Saved entries:
_ _ _ _ _ _ _

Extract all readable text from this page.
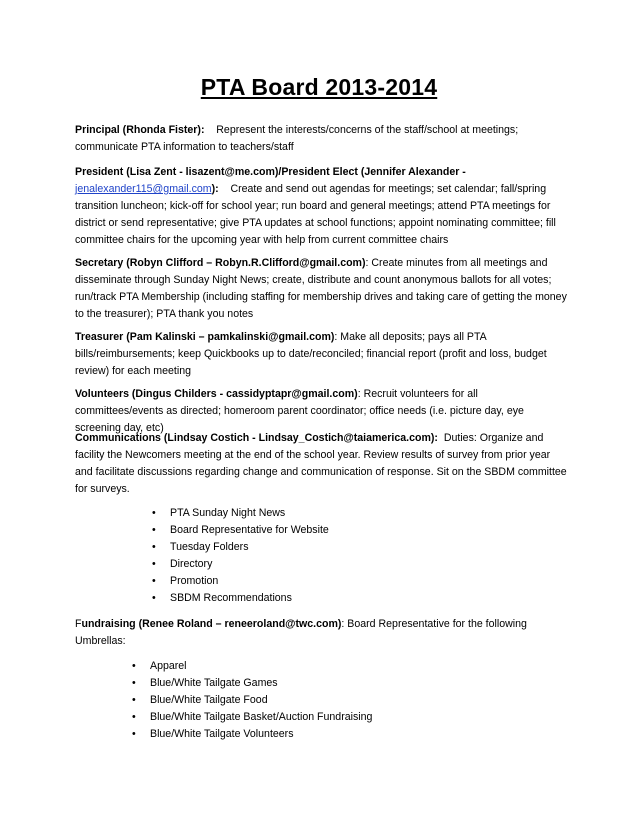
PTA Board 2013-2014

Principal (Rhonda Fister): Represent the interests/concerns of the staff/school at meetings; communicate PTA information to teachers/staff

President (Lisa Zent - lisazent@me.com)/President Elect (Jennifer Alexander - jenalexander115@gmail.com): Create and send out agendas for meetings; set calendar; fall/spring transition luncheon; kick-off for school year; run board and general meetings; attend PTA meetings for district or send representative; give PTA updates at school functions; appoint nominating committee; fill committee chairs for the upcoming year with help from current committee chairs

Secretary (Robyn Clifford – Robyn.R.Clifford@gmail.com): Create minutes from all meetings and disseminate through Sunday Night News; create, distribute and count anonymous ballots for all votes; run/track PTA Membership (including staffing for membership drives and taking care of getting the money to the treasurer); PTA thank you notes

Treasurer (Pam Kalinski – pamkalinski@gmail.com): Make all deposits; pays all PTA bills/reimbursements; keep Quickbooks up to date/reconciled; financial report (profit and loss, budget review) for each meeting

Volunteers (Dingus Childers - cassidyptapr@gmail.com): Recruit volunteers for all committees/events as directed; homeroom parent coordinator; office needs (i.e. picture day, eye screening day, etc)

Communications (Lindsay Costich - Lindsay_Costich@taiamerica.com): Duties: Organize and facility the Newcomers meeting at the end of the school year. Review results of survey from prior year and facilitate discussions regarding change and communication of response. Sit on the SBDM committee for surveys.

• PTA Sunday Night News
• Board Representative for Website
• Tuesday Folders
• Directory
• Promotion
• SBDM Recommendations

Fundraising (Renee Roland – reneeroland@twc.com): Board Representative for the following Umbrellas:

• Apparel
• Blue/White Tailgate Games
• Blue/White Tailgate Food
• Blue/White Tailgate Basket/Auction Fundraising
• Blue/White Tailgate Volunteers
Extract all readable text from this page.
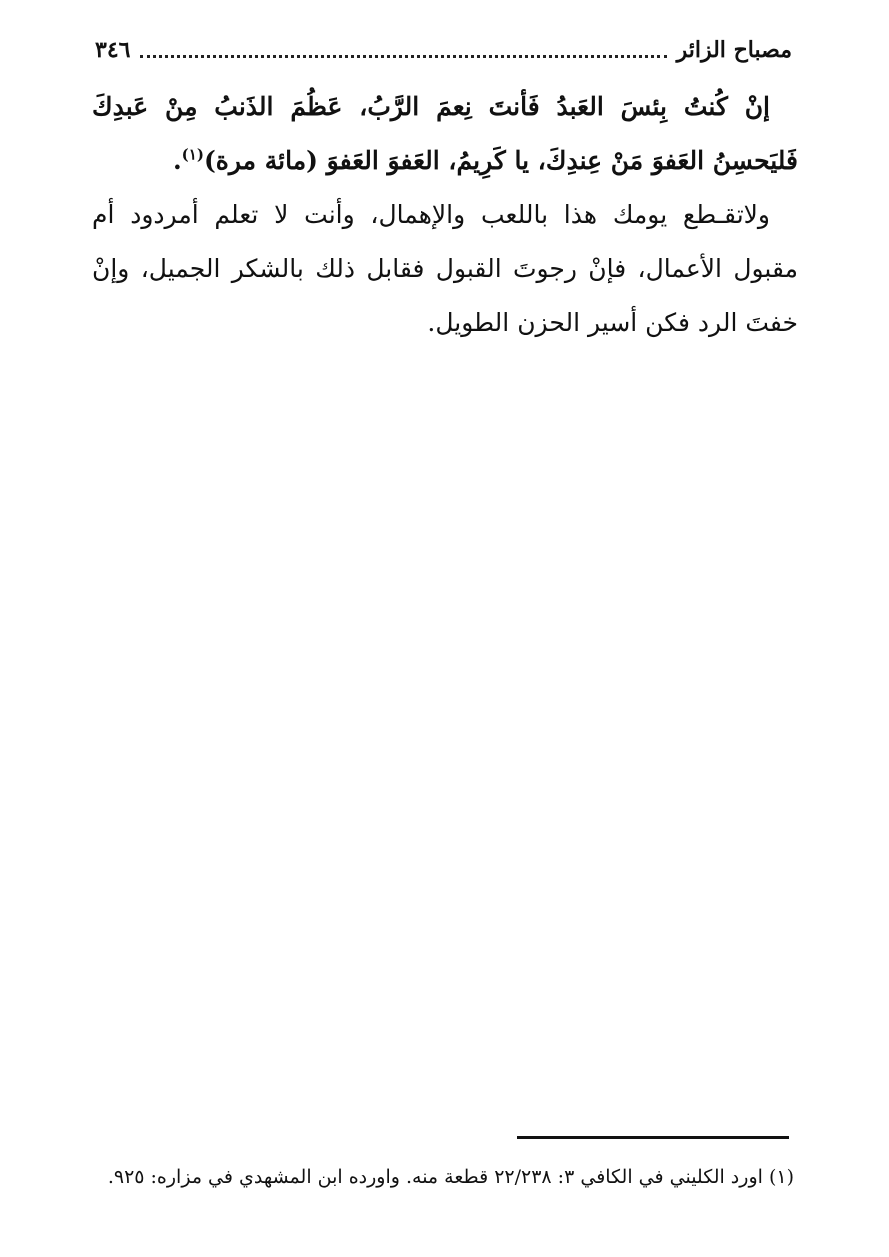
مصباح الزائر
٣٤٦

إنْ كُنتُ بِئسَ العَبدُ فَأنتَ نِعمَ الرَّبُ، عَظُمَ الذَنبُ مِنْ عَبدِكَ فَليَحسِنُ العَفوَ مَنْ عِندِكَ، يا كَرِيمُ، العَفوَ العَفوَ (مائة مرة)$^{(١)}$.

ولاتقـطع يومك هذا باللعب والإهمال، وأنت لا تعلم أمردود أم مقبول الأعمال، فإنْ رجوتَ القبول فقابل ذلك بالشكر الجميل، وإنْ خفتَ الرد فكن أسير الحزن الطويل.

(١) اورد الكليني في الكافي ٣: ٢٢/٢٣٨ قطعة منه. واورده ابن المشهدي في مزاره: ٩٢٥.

_ _ _ _ _ _ _

Required work -> From the entries above, extract every line where the word "Blue" appears.

Answer to this problem ->
• Blue/White Tailgate Games
• Blue/White Tailgate Food
• Blue/White Tailgate Basket/Auction Fundraising
• Blue/White Tailgate Volunteers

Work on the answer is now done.